# SET TASK:
Set down word for word the lines from the one containing "template-tab-1[interactable]: 模板 bbox=[1180, 922, 1225, 946]" through the one containing "promo-text[interactable]: 自动续费通达信普及版 bbox=[1354, 480, 1534, 506]", with both of those lines included.

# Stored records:
"""
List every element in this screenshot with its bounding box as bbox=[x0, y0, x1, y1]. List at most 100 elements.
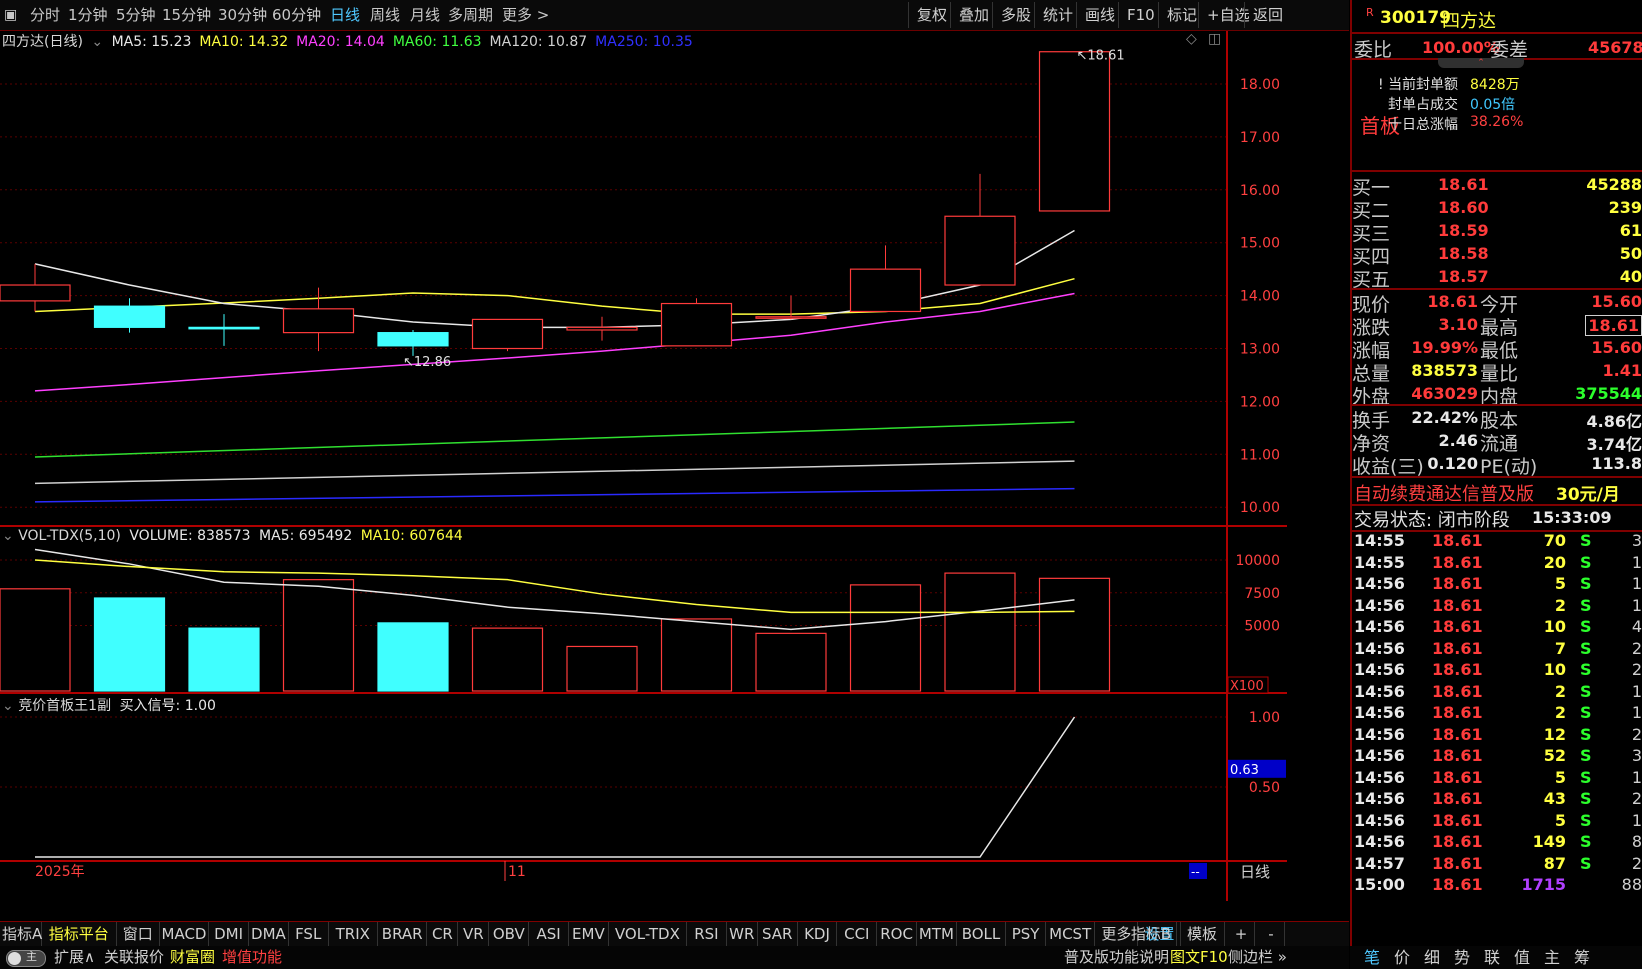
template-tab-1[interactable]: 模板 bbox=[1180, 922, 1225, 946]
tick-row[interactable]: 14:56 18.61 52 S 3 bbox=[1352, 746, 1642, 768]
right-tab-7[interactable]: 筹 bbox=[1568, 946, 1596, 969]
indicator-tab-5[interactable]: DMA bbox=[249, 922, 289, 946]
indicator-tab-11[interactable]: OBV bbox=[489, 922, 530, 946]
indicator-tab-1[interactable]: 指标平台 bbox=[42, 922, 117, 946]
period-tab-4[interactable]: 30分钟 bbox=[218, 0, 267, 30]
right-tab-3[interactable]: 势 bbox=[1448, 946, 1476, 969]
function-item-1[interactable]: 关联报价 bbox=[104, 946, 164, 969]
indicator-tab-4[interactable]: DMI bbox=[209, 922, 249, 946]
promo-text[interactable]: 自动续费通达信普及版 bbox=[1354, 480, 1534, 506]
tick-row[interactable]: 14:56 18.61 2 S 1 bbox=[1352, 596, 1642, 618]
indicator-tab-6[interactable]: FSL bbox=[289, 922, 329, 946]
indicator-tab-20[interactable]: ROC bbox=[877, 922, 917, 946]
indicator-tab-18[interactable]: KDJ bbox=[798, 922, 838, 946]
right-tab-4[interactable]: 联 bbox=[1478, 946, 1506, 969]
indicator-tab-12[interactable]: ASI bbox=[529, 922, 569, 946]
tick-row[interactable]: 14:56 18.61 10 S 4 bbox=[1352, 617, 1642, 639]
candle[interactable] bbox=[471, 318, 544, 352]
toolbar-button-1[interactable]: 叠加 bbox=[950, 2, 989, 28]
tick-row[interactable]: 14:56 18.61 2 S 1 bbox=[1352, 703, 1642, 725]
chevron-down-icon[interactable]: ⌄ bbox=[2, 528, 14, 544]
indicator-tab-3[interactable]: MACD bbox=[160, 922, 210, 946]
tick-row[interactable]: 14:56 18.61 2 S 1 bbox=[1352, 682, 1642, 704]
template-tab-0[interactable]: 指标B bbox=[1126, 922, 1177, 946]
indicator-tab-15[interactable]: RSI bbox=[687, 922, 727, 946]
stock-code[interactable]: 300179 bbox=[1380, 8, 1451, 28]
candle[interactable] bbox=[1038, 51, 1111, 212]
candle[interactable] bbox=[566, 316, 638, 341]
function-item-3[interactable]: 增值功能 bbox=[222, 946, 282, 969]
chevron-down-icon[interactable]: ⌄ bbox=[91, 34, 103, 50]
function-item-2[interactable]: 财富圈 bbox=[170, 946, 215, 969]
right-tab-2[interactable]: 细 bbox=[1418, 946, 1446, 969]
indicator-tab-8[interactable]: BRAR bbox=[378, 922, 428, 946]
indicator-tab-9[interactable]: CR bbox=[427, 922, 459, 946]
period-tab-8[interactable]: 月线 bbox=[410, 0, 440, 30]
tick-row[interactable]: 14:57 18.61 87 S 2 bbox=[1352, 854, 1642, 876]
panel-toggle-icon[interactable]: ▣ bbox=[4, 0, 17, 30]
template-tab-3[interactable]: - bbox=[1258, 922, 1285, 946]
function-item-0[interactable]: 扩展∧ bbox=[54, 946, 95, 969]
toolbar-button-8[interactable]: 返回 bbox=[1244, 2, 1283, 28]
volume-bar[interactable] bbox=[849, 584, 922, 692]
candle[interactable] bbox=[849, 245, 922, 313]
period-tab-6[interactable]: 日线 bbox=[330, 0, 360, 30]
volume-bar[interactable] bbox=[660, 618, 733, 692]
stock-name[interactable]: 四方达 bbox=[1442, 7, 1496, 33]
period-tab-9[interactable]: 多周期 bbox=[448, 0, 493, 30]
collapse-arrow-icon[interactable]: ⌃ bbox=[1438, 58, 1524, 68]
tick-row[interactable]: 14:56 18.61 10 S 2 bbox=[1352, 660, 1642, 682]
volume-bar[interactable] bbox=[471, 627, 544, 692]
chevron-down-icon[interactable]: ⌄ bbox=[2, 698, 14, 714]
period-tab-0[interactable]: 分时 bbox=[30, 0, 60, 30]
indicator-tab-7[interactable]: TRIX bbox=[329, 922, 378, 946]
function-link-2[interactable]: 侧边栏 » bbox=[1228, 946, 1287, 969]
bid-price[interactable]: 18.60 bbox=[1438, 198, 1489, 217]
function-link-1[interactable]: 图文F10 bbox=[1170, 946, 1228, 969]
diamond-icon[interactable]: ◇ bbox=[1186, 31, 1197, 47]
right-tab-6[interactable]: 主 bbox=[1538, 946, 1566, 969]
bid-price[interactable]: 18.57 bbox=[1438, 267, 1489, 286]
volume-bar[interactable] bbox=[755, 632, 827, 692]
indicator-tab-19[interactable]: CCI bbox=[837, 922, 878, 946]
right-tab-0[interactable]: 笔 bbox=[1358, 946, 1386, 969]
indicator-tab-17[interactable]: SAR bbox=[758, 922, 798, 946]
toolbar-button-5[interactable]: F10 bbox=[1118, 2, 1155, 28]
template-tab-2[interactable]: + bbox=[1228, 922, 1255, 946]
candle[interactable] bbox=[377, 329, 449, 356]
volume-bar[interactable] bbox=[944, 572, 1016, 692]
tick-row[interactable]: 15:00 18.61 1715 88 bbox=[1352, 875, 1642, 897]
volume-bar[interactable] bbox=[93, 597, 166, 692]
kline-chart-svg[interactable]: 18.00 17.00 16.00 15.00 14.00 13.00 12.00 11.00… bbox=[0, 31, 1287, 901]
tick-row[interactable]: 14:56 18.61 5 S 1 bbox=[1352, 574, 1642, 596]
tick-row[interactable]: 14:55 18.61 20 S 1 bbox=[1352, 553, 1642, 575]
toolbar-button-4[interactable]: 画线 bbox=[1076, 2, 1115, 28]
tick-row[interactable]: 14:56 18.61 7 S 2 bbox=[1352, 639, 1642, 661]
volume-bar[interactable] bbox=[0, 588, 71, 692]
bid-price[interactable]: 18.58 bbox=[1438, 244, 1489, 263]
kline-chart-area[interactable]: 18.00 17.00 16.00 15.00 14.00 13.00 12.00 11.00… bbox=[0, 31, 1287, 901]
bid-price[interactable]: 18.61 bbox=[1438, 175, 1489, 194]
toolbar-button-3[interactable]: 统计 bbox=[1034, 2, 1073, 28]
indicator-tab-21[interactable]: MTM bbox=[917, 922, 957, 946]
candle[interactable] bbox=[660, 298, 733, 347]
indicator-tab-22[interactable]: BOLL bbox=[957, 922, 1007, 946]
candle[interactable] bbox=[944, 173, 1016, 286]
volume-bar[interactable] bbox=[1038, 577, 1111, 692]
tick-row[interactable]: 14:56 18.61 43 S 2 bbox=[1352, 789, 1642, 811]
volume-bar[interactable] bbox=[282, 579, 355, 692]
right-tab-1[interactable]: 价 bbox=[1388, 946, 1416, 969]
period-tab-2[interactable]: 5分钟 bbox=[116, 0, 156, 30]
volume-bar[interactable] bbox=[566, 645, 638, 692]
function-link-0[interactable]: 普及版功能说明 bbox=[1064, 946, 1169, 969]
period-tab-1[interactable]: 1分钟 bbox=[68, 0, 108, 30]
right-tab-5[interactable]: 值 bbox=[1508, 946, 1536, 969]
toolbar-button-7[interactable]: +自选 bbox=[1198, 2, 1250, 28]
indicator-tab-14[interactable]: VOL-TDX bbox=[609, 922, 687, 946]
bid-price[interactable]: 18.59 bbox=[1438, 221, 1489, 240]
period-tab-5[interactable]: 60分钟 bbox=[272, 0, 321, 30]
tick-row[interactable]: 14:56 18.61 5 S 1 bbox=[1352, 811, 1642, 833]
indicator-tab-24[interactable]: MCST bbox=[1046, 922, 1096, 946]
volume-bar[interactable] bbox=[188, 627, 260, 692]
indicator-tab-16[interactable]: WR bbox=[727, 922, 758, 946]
"""
"""
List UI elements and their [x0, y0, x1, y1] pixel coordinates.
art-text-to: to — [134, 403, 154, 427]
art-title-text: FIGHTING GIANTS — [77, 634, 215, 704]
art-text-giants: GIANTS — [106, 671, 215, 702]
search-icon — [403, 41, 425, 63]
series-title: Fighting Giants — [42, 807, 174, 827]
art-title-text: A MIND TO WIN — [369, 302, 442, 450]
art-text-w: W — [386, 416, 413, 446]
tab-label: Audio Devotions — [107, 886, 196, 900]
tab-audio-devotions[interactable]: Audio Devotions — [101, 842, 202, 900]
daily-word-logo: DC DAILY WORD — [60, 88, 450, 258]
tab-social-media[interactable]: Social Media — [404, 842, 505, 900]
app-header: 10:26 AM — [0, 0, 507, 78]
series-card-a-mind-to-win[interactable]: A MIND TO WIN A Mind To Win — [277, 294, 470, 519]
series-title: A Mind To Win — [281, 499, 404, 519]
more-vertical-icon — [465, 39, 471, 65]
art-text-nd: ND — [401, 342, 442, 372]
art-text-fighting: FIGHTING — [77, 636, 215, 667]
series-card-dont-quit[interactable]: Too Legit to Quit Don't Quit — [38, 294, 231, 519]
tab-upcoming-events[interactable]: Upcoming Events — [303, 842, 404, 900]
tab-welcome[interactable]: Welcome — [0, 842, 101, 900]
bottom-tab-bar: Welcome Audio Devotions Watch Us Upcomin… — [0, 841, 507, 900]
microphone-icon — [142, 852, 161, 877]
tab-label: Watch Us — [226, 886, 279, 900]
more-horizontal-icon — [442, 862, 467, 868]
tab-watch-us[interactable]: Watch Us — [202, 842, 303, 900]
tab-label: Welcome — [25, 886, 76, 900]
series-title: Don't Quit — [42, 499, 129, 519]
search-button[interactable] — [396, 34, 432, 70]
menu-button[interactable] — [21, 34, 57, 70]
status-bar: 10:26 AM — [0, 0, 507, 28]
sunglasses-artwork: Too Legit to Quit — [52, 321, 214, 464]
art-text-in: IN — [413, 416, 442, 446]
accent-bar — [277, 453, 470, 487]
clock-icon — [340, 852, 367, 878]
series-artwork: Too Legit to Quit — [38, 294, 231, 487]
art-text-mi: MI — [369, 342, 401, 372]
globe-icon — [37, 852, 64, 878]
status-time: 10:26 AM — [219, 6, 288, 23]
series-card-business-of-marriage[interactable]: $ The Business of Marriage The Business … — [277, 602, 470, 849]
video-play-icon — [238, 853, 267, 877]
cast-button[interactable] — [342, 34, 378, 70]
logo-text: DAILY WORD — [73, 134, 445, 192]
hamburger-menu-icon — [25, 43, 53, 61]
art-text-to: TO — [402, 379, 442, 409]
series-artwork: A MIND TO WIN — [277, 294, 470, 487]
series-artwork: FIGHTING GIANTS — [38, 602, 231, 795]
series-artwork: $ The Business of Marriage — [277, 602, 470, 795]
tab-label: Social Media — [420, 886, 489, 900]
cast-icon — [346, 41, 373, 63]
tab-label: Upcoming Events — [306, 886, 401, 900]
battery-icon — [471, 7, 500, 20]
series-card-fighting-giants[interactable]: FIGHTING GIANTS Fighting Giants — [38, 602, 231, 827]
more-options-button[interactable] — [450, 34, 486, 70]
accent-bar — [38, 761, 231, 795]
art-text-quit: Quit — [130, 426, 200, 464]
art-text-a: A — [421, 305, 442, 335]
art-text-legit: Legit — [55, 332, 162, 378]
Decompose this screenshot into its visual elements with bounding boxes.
"""
# RESPONSE TO THIS EXERCISE:
template-tab-1[interactable]: 模板 bbox=[1180, 922, 1225, 946]
tick-row[interactable]: 14:56 18.61 52 S 3 bbox=[1352, 746, 1642, 768]
right-tab-7[interactable]: 筹 bbox=[1568, 946, 1596, 969]
indicator-tab-5[interactable]: DMA bbox=[249, 922, 289, 946]
indicator-tab-11[interactable]: OBV bbox=[489, 922, 530, 946]
indicator-tab-1[interactable]: 指标平台 bbox=[42, 922, 117, 946]
period-tab-4[interactable]: 30分钟 bbox=[218, 0, 267, 30]
right-tab-3[interactable]: 势 bbox=[1448, 946, 1476, 969]
function-item-1[interactable]: 关联报价 bbox=[104, 946, 164, 969]
indicator-tab-4[interactable]: DMI bbox=[209, 922, 249, 946]
promo-text[interactable]: 自动续费通达信普及版 bbox=[1354, 480, 1534, 506]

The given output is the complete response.